— Direction —
Locate the word "panel" in the entries below, then gather every line that holds it.

— Given data —
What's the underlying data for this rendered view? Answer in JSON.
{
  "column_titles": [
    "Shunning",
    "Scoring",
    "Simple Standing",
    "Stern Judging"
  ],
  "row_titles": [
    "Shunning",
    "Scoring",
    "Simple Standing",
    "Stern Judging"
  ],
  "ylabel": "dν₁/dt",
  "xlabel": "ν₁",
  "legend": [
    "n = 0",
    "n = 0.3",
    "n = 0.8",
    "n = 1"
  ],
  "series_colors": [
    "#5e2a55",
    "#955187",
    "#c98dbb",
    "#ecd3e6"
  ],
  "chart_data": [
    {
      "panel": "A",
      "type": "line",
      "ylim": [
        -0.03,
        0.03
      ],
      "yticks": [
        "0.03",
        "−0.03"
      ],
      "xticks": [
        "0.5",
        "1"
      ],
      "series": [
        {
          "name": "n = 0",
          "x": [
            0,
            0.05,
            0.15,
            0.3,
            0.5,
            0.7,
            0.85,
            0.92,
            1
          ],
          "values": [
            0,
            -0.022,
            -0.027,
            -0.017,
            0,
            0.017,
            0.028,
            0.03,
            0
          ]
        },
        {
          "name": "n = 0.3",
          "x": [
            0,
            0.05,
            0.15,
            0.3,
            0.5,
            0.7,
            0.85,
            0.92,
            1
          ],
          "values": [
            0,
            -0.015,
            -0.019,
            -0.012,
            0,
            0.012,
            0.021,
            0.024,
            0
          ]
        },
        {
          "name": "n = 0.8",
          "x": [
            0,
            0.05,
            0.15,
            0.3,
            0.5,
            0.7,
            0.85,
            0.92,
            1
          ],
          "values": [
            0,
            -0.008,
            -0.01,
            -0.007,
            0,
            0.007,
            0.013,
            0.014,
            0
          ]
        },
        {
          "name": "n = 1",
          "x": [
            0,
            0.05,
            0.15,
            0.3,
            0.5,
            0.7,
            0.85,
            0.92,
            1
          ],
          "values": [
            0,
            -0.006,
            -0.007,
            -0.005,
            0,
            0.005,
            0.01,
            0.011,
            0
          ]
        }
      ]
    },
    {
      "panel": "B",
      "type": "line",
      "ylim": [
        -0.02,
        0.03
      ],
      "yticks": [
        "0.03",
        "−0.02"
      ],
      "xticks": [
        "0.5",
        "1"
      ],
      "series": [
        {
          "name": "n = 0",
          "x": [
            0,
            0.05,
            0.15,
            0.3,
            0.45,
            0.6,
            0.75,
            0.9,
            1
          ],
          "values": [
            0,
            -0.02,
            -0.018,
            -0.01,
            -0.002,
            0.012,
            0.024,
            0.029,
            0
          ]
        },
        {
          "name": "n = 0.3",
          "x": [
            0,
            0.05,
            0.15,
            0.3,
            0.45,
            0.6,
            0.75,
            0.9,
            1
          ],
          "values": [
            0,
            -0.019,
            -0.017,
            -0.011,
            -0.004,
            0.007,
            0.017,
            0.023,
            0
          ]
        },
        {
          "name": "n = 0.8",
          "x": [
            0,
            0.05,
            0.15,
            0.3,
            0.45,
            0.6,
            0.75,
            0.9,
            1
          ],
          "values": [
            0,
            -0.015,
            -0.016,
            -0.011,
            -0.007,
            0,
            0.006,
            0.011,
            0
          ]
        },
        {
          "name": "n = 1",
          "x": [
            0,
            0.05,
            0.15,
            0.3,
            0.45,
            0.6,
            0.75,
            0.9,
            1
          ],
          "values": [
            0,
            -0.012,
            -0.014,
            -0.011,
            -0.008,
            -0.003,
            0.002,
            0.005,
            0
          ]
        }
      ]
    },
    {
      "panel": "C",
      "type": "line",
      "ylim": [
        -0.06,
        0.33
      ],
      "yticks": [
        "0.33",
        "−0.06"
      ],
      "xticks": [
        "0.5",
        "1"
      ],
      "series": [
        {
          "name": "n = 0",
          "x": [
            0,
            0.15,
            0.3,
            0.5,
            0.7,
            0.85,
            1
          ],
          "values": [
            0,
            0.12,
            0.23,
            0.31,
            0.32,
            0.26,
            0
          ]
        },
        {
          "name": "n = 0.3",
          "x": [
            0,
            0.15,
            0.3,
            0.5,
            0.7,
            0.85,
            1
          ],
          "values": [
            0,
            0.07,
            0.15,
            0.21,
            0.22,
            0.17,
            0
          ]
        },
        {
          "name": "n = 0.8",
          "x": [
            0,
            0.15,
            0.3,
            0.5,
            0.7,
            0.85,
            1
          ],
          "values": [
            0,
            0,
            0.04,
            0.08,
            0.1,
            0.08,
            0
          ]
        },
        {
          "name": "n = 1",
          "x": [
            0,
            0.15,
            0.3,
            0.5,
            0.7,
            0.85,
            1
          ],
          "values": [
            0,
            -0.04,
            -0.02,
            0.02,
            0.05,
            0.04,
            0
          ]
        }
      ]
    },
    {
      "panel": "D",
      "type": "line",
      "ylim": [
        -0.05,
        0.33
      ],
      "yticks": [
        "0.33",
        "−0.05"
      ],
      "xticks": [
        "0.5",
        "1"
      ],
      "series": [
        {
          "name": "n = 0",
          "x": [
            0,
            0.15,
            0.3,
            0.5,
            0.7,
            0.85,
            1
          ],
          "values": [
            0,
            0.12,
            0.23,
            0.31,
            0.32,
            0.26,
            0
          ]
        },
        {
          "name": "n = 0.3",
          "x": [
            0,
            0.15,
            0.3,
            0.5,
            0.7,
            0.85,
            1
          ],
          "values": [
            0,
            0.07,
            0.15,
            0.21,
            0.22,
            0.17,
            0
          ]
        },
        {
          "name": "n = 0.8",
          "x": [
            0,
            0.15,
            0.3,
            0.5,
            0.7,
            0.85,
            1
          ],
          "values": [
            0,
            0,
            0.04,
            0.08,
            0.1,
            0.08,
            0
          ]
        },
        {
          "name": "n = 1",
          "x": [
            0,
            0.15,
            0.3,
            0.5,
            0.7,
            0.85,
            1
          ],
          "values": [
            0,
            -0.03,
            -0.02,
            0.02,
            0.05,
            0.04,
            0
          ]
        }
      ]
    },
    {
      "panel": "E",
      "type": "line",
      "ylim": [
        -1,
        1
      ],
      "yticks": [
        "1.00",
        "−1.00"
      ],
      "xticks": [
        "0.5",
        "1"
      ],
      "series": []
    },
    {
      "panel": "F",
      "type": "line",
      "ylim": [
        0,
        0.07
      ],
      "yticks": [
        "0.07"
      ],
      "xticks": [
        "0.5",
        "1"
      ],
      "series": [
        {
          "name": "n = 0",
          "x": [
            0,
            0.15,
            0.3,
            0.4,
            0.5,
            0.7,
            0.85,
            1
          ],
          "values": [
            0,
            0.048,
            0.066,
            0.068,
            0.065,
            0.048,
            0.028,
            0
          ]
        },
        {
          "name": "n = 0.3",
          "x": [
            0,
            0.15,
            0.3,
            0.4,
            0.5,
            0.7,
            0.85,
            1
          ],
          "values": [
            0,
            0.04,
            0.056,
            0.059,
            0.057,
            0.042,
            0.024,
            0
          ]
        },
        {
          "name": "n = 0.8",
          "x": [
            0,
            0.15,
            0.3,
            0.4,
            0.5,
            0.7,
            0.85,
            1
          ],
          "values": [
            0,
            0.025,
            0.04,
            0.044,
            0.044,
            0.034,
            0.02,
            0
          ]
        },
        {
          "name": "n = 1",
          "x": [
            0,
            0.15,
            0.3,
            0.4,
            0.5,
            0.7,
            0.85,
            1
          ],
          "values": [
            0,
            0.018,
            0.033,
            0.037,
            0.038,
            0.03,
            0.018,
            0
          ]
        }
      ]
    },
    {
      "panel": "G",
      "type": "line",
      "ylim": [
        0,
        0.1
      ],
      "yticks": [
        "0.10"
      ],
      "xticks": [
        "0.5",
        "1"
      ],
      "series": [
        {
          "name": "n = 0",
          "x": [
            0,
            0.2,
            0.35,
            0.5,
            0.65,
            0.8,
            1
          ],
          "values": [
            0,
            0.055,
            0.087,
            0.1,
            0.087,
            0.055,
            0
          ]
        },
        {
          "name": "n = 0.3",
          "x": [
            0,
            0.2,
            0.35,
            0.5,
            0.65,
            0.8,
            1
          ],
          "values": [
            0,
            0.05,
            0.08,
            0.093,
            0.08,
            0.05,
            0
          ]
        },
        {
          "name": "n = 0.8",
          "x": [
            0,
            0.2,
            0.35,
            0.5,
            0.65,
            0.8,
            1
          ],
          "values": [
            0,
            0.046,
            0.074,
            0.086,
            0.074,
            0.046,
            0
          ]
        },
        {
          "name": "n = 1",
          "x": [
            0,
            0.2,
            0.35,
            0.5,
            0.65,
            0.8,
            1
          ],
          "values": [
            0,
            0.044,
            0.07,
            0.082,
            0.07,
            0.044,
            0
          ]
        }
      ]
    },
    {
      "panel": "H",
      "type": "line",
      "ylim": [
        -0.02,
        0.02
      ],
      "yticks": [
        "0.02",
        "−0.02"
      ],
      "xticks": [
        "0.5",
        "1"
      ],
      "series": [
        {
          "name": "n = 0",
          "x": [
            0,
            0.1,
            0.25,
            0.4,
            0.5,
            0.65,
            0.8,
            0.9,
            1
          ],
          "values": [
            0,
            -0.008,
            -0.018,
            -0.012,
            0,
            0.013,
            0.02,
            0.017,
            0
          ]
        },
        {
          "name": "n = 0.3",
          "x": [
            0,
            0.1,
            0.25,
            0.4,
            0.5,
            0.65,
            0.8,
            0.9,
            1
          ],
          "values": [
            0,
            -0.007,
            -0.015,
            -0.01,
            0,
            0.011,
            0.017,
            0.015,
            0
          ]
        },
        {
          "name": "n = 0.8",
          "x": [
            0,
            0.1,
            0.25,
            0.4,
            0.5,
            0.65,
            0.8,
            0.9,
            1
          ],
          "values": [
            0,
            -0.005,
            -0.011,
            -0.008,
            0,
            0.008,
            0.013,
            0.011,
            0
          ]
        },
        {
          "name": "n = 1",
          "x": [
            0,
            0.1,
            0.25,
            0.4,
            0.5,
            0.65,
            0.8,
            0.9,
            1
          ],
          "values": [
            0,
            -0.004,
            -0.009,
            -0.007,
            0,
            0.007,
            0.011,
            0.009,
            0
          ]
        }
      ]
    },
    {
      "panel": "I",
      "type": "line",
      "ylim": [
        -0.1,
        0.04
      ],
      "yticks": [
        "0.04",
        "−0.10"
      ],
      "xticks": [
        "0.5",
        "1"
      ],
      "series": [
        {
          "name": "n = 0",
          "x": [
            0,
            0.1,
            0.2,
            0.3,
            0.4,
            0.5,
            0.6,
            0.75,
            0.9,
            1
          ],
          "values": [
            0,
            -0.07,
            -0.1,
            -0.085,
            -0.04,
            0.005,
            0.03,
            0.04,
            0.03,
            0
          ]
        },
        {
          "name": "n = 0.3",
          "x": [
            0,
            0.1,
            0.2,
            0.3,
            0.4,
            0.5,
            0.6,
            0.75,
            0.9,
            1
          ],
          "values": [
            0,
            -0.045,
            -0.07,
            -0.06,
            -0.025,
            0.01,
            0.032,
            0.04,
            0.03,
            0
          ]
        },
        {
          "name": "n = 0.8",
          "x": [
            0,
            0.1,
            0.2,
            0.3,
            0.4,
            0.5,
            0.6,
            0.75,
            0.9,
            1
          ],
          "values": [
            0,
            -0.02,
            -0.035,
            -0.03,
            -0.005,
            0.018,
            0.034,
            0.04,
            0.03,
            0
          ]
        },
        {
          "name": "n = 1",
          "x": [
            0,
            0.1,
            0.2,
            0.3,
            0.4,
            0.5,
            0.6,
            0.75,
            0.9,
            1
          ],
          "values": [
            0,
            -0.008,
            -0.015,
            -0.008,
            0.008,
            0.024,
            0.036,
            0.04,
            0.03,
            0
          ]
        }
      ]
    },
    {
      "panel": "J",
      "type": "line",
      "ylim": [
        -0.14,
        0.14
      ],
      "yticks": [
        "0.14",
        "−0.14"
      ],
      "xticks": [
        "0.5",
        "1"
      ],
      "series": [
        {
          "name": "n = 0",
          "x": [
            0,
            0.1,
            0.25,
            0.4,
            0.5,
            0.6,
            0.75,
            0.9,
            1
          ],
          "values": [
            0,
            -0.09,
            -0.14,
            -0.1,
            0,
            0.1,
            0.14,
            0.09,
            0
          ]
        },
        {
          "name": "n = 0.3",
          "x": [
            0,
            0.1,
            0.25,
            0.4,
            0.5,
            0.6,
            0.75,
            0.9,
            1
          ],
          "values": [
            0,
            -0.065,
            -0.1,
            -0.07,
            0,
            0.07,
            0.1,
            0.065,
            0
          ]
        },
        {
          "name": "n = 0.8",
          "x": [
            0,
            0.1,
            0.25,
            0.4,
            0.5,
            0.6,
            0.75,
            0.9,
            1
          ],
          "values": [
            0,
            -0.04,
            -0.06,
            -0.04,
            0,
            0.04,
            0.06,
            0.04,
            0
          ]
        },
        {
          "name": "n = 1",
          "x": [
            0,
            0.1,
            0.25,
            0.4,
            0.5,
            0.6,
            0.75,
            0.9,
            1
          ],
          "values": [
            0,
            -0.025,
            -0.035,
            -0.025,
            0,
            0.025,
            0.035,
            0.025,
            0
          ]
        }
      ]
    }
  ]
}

— Problem solution —
      "panel": "A",
      "panel": "B",
      "panel": "C",
      "panel": "D",
      "panel": "E",
      "panel": "F",
      "panel": "G",
      "panel": "H",
      "panel": "I",
      "panel": "J",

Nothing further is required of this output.